Selected extract >>
= = = = = = =
Municipality of Slovenia

The Municipality of Brda (/sl/; Občina Brda, Comune di Collio) is a municipality in western Slovenia. It is located in the Slovenian Littoral region, extending from the Italian border to the Soča River. It is bounded by Sabotin Hill (609 m) to the east and Korada Hill (812 m) to the north.

The people speak a distinctive Slovene dialect belonging to the Littoral dialect group.

==Geography==
The municipality comprises the Slovenian part of the Gorizia Hills (Goriška brda, Collio Goriziano), which are one of the most important wine-producing microregions in Slovenia. It enjoys a mild Mediterranean climate and it is protected from the strong Bora wind, which frequently blows in other parts of the Slovenian Littoral.

===Settlements===
In addition to the municipal seat of Dobrovo, the municipality also includes the following settlements:

- Barbana
- Belo
- Biljana
- Brdice pri Kožbani
- Brdice pri Neblem
- Breg pri Golem Brdu
- Brestje
- Brezovk
- Ceglo
- Dolnje Cerovo
- Drnovk
- Fojana
- Golo Brdo
- Gonjače
- Gornje Cerovo
- Gradno
- Hlevnik
- Hruševlje
- Hum
- Imenje
- Kojsko
- Kozana
- Kozarno
- Kožbana
- Krasno
- Medana
- Neblo
- Nozno
- Plešivo
- Podsabotin
- Pristavo
- Senik
- Slapnik
- Slavče
- Šlovrenc
- Šmartno
- Snežatno
- Snežeče
- Vedrijan
- Vipolže
- Višnjevik
- Vrhovlje pri Kojskem
- Vrhovlje pri Kožbani
- Zali Breg

==Economy==
Agriculture is an important part of the local economy: besides grapes, cherries are the most important agricultural product in the municipality, followed by apricots, pears, figs, and plums. Together with the Vipava Valley, Brda produces most of the persimmons in Slovenia. Small amounts of olive oil are also produced.
= = = = = = =
Task statement >> Reproduce the portion of the article on the Municipality of Brda starting at "The Municipality of" and ending at "to the north.". The items have no connection to the article on the Municipality of Brda.
= = = = = = =
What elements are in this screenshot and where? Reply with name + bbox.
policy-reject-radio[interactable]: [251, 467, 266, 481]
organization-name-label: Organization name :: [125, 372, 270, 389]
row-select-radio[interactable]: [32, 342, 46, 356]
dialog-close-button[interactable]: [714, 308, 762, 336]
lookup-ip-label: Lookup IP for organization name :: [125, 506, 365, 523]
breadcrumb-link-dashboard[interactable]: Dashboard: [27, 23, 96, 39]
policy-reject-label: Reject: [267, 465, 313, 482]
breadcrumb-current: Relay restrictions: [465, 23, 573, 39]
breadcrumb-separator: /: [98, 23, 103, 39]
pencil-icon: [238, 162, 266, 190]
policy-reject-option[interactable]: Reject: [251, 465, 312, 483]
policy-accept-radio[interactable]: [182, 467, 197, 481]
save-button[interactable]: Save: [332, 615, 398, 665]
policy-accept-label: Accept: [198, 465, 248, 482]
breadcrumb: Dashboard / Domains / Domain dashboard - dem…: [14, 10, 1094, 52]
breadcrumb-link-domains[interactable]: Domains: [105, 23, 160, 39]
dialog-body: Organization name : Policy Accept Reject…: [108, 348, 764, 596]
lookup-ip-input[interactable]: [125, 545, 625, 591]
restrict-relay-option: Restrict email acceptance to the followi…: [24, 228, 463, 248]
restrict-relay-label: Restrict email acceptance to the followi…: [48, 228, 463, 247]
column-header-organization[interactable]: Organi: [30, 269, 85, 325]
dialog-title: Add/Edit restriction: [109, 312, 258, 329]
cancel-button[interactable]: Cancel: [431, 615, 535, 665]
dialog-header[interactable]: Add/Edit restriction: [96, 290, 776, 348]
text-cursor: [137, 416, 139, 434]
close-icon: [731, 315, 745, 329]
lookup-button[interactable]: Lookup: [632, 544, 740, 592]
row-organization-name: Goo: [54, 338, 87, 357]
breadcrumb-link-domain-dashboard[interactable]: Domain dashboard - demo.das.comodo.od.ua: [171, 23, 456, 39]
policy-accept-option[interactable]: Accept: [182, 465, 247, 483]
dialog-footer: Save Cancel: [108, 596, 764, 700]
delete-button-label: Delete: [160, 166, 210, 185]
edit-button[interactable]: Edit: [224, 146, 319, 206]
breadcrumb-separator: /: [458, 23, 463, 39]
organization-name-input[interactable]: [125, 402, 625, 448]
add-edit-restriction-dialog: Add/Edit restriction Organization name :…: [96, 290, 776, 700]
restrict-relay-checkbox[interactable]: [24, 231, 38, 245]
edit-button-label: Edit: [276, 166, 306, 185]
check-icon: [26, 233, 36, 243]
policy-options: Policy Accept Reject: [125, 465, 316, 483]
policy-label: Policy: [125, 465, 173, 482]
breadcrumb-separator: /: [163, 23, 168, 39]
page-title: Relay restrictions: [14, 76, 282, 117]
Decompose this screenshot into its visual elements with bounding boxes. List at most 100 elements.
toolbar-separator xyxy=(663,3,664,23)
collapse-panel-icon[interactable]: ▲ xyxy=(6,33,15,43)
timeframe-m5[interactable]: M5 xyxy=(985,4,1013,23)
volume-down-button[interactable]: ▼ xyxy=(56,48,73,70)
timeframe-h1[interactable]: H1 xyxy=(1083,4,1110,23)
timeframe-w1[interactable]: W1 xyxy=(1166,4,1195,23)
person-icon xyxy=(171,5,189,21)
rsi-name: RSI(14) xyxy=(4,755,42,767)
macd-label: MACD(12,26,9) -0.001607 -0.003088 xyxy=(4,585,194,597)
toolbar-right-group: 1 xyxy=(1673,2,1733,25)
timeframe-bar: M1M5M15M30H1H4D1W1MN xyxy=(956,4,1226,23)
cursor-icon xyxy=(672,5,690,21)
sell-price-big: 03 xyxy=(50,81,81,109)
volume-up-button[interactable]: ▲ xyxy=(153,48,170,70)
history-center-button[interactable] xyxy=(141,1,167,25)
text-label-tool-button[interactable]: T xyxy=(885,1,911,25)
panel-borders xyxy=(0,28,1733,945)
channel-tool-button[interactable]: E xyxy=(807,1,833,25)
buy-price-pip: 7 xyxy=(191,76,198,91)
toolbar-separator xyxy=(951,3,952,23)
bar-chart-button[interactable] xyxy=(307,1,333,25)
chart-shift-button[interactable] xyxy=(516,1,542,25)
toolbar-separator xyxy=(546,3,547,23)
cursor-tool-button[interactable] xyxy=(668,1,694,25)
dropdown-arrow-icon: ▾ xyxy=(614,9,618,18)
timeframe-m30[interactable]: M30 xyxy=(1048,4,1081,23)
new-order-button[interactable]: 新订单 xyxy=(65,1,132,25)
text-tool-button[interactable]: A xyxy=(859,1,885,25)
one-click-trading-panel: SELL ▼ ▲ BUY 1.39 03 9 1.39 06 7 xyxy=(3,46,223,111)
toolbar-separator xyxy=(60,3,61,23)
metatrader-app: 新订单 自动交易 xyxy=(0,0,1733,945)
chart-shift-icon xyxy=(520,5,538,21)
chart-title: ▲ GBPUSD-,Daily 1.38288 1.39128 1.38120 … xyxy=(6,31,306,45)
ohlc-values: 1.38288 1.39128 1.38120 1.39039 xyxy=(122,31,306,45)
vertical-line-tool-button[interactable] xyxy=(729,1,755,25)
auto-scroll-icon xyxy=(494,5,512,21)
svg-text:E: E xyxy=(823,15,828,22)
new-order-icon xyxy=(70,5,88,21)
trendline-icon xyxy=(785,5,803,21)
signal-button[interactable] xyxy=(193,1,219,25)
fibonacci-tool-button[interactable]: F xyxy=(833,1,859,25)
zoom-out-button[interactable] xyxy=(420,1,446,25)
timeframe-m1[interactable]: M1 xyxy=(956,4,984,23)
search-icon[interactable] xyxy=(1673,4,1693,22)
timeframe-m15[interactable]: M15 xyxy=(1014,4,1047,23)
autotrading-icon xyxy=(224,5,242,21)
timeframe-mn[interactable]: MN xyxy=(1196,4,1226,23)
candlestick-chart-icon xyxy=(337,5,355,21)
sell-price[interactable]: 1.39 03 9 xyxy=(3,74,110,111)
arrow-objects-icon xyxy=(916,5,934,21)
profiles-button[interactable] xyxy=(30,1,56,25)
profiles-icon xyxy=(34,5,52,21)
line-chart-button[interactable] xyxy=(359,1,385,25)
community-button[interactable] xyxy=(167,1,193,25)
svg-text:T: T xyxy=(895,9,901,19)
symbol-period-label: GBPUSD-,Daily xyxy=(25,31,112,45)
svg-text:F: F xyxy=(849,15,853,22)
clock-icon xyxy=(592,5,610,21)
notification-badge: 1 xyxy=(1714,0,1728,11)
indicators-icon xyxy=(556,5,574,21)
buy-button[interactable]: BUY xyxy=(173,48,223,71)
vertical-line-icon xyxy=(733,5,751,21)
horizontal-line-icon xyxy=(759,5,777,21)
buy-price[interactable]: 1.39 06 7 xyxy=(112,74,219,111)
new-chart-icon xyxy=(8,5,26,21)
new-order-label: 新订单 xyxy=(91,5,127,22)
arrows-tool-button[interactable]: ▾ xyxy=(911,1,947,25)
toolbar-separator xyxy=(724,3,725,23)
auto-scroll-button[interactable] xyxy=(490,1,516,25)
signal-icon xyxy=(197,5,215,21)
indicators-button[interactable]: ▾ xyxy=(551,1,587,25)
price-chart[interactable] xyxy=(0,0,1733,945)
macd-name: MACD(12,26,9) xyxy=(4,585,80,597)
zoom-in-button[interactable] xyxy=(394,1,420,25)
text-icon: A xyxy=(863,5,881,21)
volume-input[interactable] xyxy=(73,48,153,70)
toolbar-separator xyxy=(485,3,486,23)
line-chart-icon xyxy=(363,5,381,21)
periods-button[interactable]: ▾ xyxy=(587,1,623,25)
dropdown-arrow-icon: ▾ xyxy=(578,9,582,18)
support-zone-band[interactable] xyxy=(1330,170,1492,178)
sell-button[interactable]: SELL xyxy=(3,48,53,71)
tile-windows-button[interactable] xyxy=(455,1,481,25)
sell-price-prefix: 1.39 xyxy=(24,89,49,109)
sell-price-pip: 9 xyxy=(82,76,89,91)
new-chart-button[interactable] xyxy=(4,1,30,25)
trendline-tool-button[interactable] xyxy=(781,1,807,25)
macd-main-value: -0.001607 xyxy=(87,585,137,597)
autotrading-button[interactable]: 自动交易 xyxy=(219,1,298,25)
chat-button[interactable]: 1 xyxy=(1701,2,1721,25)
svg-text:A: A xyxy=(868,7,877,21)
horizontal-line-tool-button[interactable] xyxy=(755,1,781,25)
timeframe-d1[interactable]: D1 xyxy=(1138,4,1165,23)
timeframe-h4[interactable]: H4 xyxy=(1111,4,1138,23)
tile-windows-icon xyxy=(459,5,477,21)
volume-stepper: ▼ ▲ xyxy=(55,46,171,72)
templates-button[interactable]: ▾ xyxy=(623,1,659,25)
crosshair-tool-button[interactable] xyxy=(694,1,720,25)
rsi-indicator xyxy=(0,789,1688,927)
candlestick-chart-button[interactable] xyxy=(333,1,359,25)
= = = = = = =
Answer box >>
The Municipality of Brda (/sl/; Občina Brda, Comune di Collio) is a municipality in western Slovenia. It is located in the Slovenian Littoral region, extending from the Italian border to the Soča River. It is bounded by Sabotin Hill (609 m) to the east and Korada Hill (812 m) to the north.